== SET EXERCISE ==
Filter the listing and keep only the lines with the word "wait".

== RECORDS FOR PROCESSING ==
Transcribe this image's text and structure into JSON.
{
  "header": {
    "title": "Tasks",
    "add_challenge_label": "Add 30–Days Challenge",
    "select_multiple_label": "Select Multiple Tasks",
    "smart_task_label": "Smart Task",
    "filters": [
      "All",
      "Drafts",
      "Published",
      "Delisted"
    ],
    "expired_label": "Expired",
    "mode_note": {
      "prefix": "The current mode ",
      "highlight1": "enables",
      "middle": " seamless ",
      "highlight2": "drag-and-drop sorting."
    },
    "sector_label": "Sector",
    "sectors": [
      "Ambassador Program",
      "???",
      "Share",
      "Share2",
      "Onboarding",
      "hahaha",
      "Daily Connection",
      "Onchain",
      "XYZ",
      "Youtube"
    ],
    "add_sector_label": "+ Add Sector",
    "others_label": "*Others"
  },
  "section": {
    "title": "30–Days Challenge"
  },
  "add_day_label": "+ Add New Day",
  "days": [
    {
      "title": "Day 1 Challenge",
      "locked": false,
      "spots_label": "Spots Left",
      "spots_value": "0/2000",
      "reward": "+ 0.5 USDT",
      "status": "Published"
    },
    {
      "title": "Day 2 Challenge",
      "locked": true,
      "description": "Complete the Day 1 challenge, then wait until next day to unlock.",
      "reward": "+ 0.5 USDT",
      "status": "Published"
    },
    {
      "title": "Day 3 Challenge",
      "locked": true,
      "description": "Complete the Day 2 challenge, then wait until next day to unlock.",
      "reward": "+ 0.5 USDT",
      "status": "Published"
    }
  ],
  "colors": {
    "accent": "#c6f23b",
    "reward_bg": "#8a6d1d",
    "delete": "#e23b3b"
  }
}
==
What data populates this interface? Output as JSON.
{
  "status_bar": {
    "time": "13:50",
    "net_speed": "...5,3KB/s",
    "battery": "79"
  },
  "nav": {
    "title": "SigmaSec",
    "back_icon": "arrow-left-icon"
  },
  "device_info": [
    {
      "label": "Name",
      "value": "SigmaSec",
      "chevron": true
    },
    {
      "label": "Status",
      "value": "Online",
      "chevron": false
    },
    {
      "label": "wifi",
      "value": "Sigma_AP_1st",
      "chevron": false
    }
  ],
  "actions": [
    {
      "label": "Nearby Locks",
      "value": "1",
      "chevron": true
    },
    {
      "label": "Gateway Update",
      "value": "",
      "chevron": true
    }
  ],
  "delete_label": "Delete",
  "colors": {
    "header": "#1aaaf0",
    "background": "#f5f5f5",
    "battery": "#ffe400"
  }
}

== THE ANSWER ==
      "description": "Complete the Day 1 challenge, then wait until next day to unlock.",
      "description": "Complete the Day 2 challenge, then wait until next day to unlock.",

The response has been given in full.